— Task input —
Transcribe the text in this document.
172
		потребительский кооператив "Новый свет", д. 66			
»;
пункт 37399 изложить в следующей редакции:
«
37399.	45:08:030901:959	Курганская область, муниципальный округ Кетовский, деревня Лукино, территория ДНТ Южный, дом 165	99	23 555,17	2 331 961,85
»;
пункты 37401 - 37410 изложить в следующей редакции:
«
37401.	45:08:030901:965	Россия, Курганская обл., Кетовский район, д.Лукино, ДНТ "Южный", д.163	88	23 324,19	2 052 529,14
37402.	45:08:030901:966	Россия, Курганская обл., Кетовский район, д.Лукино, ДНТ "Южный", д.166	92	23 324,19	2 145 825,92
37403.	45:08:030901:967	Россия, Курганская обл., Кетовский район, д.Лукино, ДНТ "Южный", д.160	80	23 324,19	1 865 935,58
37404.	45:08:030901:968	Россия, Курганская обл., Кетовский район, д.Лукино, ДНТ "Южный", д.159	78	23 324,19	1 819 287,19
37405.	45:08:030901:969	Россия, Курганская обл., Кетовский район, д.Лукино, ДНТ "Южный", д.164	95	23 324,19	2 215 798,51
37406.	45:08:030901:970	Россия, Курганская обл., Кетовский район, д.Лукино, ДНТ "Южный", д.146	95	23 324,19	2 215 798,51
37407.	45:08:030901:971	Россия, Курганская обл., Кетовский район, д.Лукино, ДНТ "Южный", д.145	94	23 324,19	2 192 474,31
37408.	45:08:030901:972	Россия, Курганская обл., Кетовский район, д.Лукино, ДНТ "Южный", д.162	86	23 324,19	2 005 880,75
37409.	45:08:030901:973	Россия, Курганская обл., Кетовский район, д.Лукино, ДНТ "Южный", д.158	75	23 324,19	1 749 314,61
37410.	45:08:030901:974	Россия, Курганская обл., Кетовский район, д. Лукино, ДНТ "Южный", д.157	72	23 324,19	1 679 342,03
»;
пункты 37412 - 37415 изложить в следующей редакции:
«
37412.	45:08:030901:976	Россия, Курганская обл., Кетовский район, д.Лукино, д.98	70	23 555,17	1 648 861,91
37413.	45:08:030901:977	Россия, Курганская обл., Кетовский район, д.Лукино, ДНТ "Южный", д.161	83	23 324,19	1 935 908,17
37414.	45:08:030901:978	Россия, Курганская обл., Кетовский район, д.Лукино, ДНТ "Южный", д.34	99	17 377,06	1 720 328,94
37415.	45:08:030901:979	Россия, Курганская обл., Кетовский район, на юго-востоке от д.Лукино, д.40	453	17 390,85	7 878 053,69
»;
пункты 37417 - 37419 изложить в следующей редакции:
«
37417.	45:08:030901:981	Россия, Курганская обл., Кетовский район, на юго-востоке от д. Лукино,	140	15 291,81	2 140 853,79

— What you have to do —
Gather each line in the entries above where the string "изложить" is found.

— Worked answer —
пункт 37399 изложить в следующей редакции:
пункты 37401 - 37410 изложить в следующей редакции:
пункты 37412 - 37415 изложить в следующей редакции:
пункты 37417 - 37419 изложить в следующей редакции:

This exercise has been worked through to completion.